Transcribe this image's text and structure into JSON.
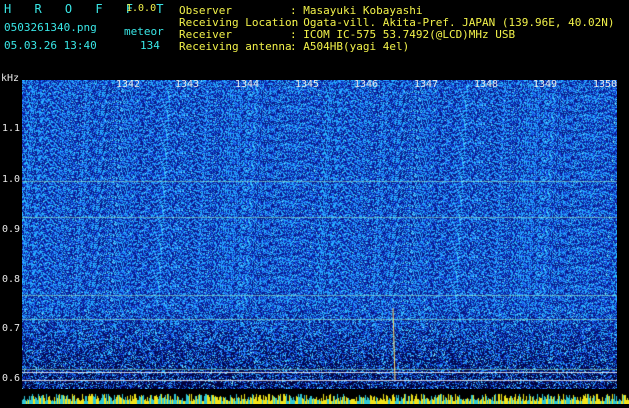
{
  "header": {
    "app_name": "H R O F F T",
    "version": "1.0.0",
    "filename": "0503261340.png",
    "mode_label": "meteor",
    "datetime": "05.03.26 13:40",
    "count": "134",
    "fields": [
      {
        "label": "Observer",
        "value": ": Masayuki Kobayashi"
      },
      {
        "label": "Receiving Location",
        "value": ": Ogata-vill. Akita-Pref. JAPAN (139.96E, 40.02N)"
      },
      {
        "label": "Receiver",
        "value": ": ICOM IC-575 53.7492(@LCD)MHz USB"
      },
      {
        "label": "Receiving antenna",
        "value": ": A504HB(yagi 4el)"
      }
    ]
  },
  "spectrogram": {
    "y_unit": "kHz",
    "y_ticks": [
      "1.1",
      "1.0",
      "0.9",
      "0.8",
      "0.7",
      "0.6"
    ],
    "x_ticks": [
      "1342",
      "1343",
      "1344",
      "1345",
      "1346",
      "1347",
      "1348",
      "1349",
      "1350"
    ],
    "colors": {
      "background": "#0b1d8c",
      "noise_low": "#0a1a80",
      "noise_high": "#3cc8ff",
      "line": "#9ff0c8",
      "text_cyan": "#39e6e6",
      "text_yellow": "#f2f24a"
    }
  }
}
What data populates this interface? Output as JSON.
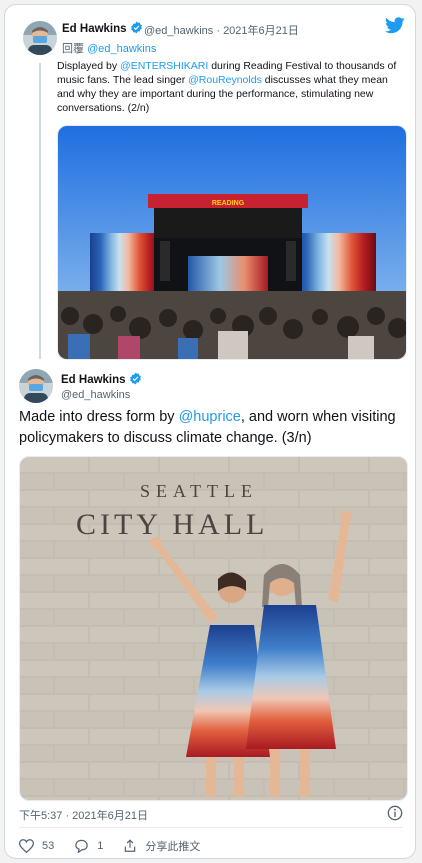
{
  "tweet1": {
    "name": "Ed Hawkins",
    "handle": "@ed_hawkins",
    "separator": "·",
    "date": "2021年6月21日",
    "reply_prefix": "回覆",
    "reply_to": "@ed_hawkins",
    "text_1": "Displayed by ",
    "mention_1": "@ENTERSHIKARI",
    "text_2": " during Reading Festival to thousands of music fans. The lead singer ",
    "mention_2": "@RouReynolds",
    "text_3": " discusses what they mean and why they are important during the performance, stimulating new conversations. (2/n)",
    "stage_banner": "READING"
  },
  "tweet2": {
    "name": "Ed Hawkins",
    "handle": "@ed_hawkins",
    "text_1": "Made into dress form by ",
    "mention": "@huprice",
    "text_2": ", and worn when visiting policymakers to discuss climate change. (3/n)",
    "sign_line1": "SEATTLE",
    "sign_line2": "CITY HALL",
    "timestamp": "下午5:37 · 2021年6月21日",
    "actions": {
      "likes": "53",
      "replies": "1",
      "share_label": "分享此推文"
    }
  },
  "colors": {
    "accent": "#1d9bf0",
    "text": "#0f1419",
    "muted": "#536471"
  },
  "icons": [
    "twitter-bird-icon",
    "verified-badge-icon",
    "info-icon",
    "heart-icon",
    "reply-icon",
    "share-icon"
  ]
}
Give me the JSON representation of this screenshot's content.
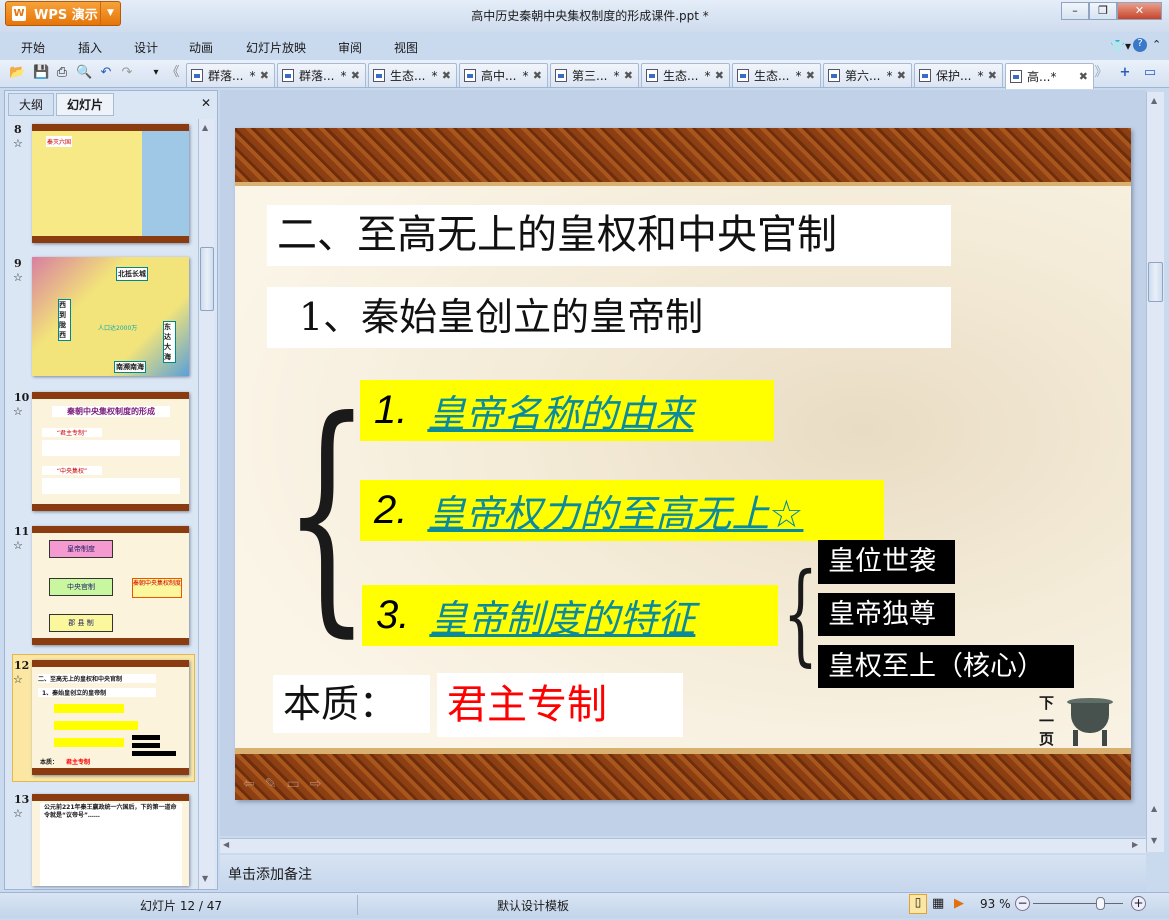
{
  "app": {
    "name": "WPS 演示",
    "title": "高中历史秦朝中央集权制度的形成课件.ppt *"
  },
  "window": {
    "minimize": "–",
    "restore": "❐",
    "close": "✕"
  },
  "menu": [
    "开始",
    "插入",
    "设计",
    "动画",
    "幻灯片放映",
    "审阅",
    "视图"
  ],
  "tabs": [
    {
      "label": "群落...",
      "mod": "*"
    },
    {
      "label": "群落...",
      "mod": "*"
    },
    {
      "label": "生态...",
      "mod": "*"
    },
    {
      "label": "高中...",
      "mod": "*"
    },
    {
      "label": "第三...",
      "mod": "*"
    },
    {
      "label": "生态...",
      "mod": "*"
    },
    {
      "label": "生态...",
      "mod": "*"
    },
    {
      "label": "第六...",
      "mod": "*"
    },
    {
      "label": "保护...",
      "mod": "*"
    },
    {
      "label": "高...*",
      "mod": "",
      "active": true
    }
  ],
  "panel": {
    "tab_outline": "大纲",
    "tab_slides": "幻灯片",
    "close": "✕"
  },
  "thumbnails": [
    {
      "num": "8",
      "title": "秦灭六国"
    },
    {
      "num": "9",
      "labels": [
        "北抵长城",
        "西到陇西",
        "人口达2000万",
        "东达大海",
        "南濒南海"
      ]
    },
    {
      "num": "10",
      "title": "秦朝中央集权制度的形成",
      "items": [
        "“君主专制”",
        "“中央集权”"
      ]
    },
    {
      "num": "11",
      "items": [
        "皇帝制度",
        "中央官制",
        "郡 县 制",
        "秦朝中央集权制度"
      ]
    },
    {
      "num": "12",
      "selected": true
    },
    {
      "num": "13",
      "text": "公元前221年秦王嬴政统一六国后，下的第一道命令就是“议帝号”……"
    }
  ],
  "slide": {
    "heading": "二、至高无上的皇权和中央官制",
    "subheading": "1、秦始皇创立的皇帝制",
    "points": [
      {
        "num": "1.",
        "text": "皇帝名称的由来"
      },
      {
        "num": "2.",
        "text": "皇帝权力的至高无上☆"
      },
      {
        "num": "3.",
        "text": "皇帝制度的特征"
      }
    ],
    "features": [
      "皇位世袭",
      "皇帝独尊",
      "皇权至上（核心）"
    ],
    "essence_label": "本质：",
    "essence_value": "君主专制",
    "next_page": "下一页"
  },
  "notes": {
    "placeholder": "单击添加备注"
  },
  "status": {
    "slide_counter": "幻灯片 12 / 47",
    "template": "默认设计模板",
    "zoom": "93 %",
    "zoom_level": 93
  }
}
******
**SET PROBLEM:** Where a line of the entries contains the word "title", copy that line.

**OUTPUT FOR THIS EXERCISE:**
    "title": "高中历史秦朝中央集权制度的形成课件.ppt *"
      "title": "秦灭六国"
      "title": "秦朝中央集权制度的形成",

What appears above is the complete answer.